◆ Given task 1:
Answer these questions using the Hyde diary descriptions.
(a) On what date did Hyde attend the pontifical mass?
(b) On what date did Hyde's trip to Berlin begin?
(c) At which theater was Guitry's "Histoires de France" performed?
◆ Given task 2:
Write the next part of the Hyde diary descriptions, starting after the sentence about the Guitry program.

◆ Supplied text:
This diary holds the early weeks of July 1926, when Hyde was still in London, then jumps to November 1926. The gap months are in the previous volume. Travels to Genoa from late November to mid-December; this trip appears to be centered primarily on cultural visits. Afterward he goes to Rome, where his visit is the usual mix of politics, geopolitics, economics, culture, etc.; describes at length a pontifical mass he attended (December 31, 1926). On December 26, he dines with Countess Matuschka, who appears several times in later entries; she is likely the Countess he marries in 1930.

1926-1927
Box: 21 Folder : 8-9 Diary, 1927 February-May (2 folders)

Scope and Contents

Account of trip to Rome continues to March; has glimpse of Mussolini on horseback and has a favorable impression.

1927
Box: 21 Folder : 10 Diary, "Voyage Londres" 1927 May-July

Scope and Contents

Travels to London in mid-May and is there throughout this diary.

1927
Box: 21 Folder : 11 Diary, 1927 August-December (with original binder)

Scope and Contents

London trip ends at start of diary, on August 2.

1927
Box: 22 Folder : 1 Diary, 1928 January-March
1928
Box: 22 Folder : 2 Diary, 1928 March-May

Scope and Contents

Traveled to Berlin with side trips to Potsdam, begining April 12. Saw a "speaking cinema," went to the theatre, visited cultural sites and museums, shopped for artwork. Among others saw Friedlander, Kahn, Breasted, Wiegand. Makes reference to Berlin being a "paradise" for Jews (page 358 of the diary).

1928
Box: 22 Folder : 3 Diary, 1928 June-August

Scope and Contents

Account of his trip to Berlin continues; leaves Berlin on June 25, stopping in Baden-Baden before arriving back at Versailles on July 16.

1928
Box: 22 Folder : 4 Diary, 1928 September-November
1928
Box: 22 Folder : 5 Diary, 1928 November-1929 January

Scope and Contents

Includes many clippings (one with a photograph) concerning Hyde's receipt of the Grand Croix of the Legion of Honor.

1928-1929
Box: 22 Folder : 6 Diary, 1929 January-February (with original binder)

Scope and Contents

Looked at past philosophical works, including Voltaire. Did not enjoy their works as a form of poetry, but understood this was contemporary writing for the 18th century.

1929
Box: 22 Folder : 7 Diary, 1929 March-April

Scope and Contents

Travels to the Riviera for March and into mid-April. Extensive clippings on the death of Ambassador Myron Herrick, a major presence in Hyde's diaries.

1929
Box: 22 Folder : 8 Diary, 1929 May-July
1929
Box: 22 Folder : 9 Diary, 1929 July-October

Scope and Contents

On September 28, Hyde spends the day with Countess Matuschka, who tells him of some of her experiences during the years of World War I. She appears in several entries around this time. The diary includes a copy of the program for Guitry's "Histoires de France" performed at the Theatre Pigalle.

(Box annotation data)
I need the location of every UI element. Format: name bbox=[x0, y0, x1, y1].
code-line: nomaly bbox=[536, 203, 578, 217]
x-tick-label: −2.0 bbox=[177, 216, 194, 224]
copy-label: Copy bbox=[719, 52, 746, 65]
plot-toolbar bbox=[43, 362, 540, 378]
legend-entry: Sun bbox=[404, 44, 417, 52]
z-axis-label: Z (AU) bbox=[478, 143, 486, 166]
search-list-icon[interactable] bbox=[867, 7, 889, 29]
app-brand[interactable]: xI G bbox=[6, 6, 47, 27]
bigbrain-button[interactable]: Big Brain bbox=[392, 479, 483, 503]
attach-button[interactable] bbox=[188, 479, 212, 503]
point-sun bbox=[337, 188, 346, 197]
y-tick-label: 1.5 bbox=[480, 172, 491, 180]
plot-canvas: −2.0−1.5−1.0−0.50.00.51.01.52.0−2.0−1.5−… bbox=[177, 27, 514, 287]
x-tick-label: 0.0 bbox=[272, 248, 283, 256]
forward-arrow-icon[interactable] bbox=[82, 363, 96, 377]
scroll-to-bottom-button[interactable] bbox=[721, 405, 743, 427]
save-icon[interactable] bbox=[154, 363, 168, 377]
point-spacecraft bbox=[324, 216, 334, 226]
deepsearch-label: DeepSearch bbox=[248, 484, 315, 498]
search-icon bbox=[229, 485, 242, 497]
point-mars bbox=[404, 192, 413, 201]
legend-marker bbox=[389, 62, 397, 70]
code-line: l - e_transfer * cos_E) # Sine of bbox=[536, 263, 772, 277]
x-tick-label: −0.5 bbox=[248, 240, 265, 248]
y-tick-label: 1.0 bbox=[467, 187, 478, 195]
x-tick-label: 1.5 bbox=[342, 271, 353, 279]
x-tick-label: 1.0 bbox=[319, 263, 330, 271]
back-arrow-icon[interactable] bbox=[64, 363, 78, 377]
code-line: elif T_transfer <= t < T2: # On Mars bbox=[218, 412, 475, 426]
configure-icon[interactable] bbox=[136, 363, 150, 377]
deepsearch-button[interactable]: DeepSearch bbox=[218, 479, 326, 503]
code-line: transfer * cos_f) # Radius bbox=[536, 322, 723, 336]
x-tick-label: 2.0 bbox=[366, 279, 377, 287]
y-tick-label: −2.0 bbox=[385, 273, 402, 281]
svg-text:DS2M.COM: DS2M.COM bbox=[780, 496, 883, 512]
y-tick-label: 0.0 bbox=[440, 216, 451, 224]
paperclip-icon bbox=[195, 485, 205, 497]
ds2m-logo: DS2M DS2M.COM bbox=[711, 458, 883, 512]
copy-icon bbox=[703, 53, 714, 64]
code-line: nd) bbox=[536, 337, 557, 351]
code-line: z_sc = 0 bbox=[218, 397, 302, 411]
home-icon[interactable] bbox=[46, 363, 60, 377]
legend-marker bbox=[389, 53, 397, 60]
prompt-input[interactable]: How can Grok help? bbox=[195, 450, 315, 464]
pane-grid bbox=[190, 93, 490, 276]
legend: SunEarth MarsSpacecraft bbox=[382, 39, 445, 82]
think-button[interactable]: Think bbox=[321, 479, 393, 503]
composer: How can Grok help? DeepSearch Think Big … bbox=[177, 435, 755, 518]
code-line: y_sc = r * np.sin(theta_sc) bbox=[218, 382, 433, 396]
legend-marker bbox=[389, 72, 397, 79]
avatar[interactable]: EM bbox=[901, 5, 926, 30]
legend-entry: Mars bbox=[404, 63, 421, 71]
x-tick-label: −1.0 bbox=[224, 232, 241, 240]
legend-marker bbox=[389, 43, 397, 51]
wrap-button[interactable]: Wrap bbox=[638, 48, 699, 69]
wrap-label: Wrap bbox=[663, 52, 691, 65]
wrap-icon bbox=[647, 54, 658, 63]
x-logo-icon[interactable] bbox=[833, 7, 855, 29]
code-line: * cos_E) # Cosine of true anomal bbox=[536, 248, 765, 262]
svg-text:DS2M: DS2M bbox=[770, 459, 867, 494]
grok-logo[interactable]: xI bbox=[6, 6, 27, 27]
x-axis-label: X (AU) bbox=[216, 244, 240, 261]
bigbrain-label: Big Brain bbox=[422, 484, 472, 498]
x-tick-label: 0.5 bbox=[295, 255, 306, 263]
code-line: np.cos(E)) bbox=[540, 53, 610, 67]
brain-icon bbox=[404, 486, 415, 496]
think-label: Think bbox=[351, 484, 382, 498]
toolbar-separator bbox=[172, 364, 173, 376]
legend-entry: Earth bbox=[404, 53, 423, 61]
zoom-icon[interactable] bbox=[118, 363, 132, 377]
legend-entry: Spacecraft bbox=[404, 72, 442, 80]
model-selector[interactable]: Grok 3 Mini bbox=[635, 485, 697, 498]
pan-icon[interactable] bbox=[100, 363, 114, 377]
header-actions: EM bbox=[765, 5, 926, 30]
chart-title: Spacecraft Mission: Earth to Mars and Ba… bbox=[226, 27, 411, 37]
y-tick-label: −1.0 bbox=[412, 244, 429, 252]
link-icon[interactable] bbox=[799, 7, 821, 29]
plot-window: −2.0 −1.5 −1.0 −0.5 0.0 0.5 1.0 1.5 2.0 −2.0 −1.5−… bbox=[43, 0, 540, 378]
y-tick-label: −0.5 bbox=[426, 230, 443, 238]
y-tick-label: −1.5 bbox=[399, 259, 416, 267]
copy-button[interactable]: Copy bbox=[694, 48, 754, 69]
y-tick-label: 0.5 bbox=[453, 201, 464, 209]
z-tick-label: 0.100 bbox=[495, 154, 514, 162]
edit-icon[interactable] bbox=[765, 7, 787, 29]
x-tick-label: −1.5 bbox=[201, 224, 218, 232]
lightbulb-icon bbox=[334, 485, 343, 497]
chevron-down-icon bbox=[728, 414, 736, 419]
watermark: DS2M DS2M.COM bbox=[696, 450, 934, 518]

◆ Final result 1:
(a) December 31, 1926
(b) April 12, 1928
(c) The Theatre Pigalle

◆ Final result 2:
1929
Box: 22 Folder : 10 Diary, 1929 November-December (1 of 2 folders)

Scope and Contents

In November, visits Wiesbaden, Mainz, Frankfurt, Cologne, and elsewhere in Germany (at least in part with Herbert Haseltine and Raymond Recouly); makes several observations about German-French relations in the Rhineland and military matters, as well as cultural visits. On the occasion of Clemenceau's death, Hyde records various personal and second hand recollections of the former prime minister.

1929
Box: 23 Folder : 1 Diary, 1929 November-December (1 of 2 folders)

Scope and Contents

Substantive summary of Hyde's meeting with Minister of the Interior André Tardieu (December 5), principally concerning French-German relations, and Hyde's first meeting with and advice to the new US Ambassador, Walter Edge (December 18). In reaction to a newspaper piece recalling Henry Frick's death in 1919, Hyde expresses bitterness about Frick in relation to the "Equitable row."

1929
Box: 23 Folder : 2 Diary, 1930 January-March (with original binder)
1930
Box: 23 Folder : 3 Diary, 1930 April-June

Scope and Contents

Hyde travels to Germany, including Frankfurt, Dresden, Nuremberg, and Munich, beginning on April 14 and continuing through the entire volume. Initially meets with French General Guillaumat who believes there will be another war with Germany, which is building a military superior to that of France. Most of the entries concern visits to private collections, museums, and residences.

1930
Box: 23 Folder : 4-5 Diary, 1930 July-September (2 folders)

Scope and Contents

Hyde's travels in Germany continue, in Munich, ending late July; he visits collections there with Countess Matuschka.

1930
Box: 23 Folder : 6 Diary, 1930 October-November

Scope and Contents

In October, the Countess Matuschka visits Hyde in Versailles, seeing his house for the first time; on October 28, a passing reference to his engagement to her. A couple of related clippings (with pictures) at page 101-102.

1930
Box: 23 Folder : 7 Diary, 1930 December

Scope and Contents

Includes Hyde's entry of December 8, the day of his wedding to Ella Matuschka; includes clippings, some with photos of the couple at the wedding, with Andre Tardieu.

1930
Box: 23 Folder : 8 Diary, 1931 January-February
1931
Box: 23 Folder : 9 Diary, 1931 March-May
1931
Box: 24 Folder : 1-2 Diary, 1931 June-August (2 folders)

Scope and Contents

On June 15, Hyde travels to begin a trip to London, returning to France in early July. On June 16, notes his decision to write a letter of separation from his wife, Ella, who is in Italy.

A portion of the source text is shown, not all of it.